WHAT YOU ARE ASKED TO DO: Count the lines in the entries below that contain the string "arrow", and reply with the number only.

AVAILABLE RECORDS:

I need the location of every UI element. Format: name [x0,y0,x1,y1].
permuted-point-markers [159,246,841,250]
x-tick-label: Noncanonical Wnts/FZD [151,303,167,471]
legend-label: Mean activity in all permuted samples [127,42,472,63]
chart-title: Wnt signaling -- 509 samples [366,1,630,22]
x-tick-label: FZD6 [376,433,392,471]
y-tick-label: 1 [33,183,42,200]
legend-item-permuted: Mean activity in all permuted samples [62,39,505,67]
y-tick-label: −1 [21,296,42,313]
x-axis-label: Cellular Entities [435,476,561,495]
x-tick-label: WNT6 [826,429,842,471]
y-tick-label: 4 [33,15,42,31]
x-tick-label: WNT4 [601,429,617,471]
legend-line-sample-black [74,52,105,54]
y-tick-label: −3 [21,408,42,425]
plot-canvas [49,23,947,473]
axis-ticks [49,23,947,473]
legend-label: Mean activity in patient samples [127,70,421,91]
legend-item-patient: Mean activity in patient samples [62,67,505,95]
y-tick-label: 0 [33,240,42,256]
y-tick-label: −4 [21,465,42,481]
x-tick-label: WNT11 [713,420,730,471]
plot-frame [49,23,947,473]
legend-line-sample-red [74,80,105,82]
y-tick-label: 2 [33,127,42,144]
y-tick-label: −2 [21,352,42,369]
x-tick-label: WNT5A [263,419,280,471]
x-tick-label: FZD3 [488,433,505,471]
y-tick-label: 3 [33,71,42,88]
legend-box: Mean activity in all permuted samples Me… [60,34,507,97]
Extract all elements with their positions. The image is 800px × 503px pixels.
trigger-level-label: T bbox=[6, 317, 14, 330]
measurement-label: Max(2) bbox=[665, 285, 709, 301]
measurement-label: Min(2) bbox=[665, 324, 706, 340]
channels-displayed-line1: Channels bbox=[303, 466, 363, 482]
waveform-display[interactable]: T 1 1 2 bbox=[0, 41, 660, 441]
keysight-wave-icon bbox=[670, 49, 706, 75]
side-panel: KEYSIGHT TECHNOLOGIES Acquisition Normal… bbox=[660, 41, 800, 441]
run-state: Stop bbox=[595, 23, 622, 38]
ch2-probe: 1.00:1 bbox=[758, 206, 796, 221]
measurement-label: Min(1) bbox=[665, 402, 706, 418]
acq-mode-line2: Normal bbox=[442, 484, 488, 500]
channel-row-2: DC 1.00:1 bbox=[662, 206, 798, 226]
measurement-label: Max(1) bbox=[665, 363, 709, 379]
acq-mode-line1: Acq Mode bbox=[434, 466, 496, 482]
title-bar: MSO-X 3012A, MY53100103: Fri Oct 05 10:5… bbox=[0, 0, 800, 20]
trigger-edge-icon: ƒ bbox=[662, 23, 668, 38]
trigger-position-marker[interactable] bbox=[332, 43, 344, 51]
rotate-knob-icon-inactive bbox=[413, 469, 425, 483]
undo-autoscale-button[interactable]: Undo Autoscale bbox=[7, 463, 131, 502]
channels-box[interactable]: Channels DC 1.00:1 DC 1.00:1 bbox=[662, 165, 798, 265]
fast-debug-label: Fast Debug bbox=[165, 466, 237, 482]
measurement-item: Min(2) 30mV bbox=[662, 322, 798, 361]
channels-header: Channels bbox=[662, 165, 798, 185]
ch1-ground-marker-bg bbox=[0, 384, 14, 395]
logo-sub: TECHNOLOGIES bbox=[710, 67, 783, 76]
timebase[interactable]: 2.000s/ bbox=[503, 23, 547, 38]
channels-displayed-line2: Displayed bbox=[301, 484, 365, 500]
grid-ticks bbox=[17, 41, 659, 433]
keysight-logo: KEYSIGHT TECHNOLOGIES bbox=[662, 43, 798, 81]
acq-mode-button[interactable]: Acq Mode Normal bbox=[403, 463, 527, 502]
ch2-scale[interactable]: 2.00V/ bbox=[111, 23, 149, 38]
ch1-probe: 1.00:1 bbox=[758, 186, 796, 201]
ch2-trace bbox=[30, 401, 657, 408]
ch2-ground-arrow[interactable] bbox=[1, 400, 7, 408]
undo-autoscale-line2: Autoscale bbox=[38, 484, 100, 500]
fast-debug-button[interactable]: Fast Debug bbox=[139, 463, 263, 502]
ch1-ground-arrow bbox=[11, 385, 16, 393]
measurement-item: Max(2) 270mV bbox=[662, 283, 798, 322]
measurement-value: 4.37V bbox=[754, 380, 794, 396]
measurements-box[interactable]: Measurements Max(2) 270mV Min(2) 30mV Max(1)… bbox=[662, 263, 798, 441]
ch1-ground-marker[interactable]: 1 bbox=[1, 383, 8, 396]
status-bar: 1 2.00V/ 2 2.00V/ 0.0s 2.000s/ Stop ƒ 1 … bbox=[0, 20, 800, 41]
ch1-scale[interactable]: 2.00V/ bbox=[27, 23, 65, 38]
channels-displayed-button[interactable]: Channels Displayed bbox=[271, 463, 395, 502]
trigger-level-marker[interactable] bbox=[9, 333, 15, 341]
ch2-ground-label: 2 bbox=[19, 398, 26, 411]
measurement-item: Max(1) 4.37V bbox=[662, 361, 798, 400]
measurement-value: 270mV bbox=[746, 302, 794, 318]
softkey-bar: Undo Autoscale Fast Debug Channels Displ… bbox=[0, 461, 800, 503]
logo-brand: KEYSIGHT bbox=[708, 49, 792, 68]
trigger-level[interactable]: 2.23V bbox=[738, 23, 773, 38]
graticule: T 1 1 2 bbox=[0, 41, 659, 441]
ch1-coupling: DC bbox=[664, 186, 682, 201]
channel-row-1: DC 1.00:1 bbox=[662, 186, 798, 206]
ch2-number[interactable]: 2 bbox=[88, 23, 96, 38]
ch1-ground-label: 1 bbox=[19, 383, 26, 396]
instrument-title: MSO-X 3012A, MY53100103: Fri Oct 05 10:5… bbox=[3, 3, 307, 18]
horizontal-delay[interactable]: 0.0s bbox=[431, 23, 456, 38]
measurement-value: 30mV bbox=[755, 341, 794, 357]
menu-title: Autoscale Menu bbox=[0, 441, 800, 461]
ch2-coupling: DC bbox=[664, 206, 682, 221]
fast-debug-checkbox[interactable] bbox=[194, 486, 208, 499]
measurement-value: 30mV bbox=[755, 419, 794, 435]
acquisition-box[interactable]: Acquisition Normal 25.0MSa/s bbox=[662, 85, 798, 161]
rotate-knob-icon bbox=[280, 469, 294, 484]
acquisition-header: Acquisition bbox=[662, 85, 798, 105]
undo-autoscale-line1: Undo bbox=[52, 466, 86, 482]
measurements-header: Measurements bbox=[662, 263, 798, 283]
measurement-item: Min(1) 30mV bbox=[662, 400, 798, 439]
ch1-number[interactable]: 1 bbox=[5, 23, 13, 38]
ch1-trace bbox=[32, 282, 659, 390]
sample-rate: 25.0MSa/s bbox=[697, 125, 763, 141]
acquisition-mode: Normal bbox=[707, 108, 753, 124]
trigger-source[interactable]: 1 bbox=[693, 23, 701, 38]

EXERCISE RESULT: 2